Tally up the lines where the string "document" appears; reply with the number only.

───── Listed records

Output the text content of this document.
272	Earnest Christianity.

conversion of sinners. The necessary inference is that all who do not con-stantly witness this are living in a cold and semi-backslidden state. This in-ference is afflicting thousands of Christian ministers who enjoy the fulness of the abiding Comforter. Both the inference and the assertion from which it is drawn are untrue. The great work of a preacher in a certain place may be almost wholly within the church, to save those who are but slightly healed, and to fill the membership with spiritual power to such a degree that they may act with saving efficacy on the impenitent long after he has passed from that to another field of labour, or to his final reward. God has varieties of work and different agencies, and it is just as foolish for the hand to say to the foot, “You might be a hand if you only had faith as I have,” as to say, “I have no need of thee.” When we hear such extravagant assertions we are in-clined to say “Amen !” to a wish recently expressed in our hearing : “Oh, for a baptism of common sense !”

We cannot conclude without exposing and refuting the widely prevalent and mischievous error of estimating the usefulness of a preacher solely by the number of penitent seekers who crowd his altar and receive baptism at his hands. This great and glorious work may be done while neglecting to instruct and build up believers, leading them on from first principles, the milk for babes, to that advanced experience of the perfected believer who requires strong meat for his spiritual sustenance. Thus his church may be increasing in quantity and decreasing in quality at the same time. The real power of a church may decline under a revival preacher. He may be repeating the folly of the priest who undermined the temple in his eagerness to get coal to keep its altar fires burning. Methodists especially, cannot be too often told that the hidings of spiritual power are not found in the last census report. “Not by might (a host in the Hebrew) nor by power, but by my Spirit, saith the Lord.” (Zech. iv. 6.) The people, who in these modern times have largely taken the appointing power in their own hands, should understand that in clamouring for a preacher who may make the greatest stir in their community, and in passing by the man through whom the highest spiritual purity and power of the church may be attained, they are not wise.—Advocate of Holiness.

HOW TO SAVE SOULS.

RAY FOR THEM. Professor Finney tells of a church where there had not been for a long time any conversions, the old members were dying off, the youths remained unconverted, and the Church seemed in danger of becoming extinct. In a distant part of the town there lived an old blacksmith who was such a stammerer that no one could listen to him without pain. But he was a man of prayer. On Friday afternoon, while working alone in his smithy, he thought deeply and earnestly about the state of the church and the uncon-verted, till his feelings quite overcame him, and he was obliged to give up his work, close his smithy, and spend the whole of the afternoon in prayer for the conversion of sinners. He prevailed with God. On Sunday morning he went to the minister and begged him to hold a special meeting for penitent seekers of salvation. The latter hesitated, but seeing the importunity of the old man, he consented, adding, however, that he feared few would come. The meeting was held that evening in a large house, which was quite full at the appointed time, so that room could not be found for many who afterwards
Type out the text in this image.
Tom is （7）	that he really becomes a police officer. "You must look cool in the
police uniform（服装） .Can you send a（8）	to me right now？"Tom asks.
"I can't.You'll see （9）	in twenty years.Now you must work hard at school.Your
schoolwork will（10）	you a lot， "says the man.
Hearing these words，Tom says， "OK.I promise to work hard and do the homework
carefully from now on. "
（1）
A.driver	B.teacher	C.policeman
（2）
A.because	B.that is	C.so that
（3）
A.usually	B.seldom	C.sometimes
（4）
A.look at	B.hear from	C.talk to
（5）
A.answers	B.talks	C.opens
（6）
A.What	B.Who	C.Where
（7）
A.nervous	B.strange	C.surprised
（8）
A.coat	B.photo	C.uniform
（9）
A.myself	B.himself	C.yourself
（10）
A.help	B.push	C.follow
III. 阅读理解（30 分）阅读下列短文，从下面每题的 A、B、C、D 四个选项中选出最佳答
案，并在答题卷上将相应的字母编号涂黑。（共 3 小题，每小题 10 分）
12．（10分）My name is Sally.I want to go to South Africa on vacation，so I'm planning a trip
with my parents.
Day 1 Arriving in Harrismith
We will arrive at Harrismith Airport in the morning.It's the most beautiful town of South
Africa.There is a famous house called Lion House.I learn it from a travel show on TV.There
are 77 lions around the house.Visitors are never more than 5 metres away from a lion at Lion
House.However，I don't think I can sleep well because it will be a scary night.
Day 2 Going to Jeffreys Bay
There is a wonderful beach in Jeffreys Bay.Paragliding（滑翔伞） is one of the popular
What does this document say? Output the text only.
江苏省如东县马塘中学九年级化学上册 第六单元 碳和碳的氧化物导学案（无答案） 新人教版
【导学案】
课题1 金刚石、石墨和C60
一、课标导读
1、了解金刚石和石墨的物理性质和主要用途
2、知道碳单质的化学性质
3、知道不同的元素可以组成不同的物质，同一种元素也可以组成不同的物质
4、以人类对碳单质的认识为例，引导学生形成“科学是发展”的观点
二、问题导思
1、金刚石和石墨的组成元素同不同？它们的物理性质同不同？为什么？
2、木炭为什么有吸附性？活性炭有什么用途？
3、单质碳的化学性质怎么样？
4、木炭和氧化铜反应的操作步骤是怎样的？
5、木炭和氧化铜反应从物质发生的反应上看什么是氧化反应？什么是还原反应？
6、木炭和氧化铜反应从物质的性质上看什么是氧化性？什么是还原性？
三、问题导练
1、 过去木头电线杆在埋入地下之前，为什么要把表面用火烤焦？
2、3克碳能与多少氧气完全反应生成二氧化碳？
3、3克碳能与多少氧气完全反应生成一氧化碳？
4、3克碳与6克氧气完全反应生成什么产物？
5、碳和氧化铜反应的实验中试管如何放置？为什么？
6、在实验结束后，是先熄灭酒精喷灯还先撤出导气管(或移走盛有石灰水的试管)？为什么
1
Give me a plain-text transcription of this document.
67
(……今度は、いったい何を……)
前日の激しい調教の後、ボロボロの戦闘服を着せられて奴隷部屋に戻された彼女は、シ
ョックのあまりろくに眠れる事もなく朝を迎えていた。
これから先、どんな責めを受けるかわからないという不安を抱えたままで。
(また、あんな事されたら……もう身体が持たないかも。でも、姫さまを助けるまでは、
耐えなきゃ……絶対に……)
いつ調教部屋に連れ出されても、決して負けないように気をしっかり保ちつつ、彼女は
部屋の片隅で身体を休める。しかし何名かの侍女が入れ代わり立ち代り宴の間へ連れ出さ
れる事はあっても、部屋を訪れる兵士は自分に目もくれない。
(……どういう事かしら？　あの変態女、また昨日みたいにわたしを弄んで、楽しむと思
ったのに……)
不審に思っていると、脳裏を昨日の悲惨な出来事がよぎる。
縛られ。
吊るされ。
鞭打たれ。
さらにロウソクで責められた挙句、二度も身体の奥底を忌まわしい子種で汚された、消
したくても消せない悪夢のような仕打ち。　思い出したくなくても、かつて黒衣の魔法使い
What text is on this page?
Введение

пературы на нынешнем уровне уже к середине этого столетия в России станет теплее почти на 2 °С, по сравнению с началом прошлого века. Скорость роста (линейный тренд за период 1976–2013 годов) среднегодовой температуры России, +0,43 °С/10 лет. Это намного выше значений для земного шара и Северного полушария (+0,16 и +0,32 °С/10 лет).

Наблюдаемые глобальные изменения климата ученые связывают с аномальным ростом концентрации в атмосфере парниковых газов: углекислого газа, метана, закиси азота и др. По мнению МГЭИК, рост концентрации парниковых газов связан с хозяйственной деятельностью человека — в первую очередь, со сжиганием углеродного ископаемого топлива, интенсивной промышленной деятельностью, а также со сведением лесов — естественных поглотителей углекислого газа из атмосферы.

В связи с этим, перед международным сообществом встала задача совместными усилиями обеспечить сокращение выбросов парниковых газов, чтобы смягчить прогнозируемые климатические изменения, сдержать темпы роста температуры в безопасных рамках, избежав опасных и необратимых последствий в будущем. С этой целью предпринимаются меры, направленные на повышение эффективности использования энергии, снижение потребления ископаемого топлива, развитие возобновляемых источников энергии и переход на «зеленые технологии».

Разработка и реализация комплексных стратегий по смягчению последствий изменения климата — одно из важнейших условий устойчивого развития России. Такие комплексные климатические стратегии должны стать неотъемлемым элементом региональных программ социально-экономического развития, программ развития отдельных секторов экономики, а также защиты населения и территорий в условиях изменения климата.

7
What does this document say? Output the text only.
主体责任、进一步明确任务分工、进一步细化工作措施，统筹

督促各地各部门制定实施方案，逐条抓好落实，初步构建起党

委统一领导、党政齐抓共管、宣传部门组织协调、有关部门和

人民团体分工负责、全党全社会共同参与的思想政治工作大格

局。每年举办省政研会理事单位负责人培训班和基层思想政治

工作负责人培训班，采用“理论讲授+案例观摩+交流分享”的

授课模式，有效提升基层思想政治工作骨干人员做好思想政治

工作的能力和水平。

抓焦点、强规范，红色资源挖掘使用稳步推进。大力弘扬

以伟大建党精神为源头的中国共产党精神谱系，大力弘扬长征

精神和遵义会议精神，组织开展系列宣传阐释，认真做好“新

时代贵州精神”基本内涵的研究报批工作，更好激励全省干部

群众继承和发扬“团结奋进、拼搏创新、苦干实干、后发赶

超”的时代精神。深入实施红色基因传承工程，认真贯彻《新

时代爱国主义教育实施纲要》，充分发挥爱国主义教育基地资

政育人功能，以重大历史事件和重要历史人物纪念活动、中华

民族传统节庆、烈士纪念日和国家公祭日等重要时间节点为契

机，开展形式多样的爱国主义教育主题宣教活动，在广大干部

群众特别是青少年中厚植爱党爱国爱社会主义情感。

──────────

§ Written answer
4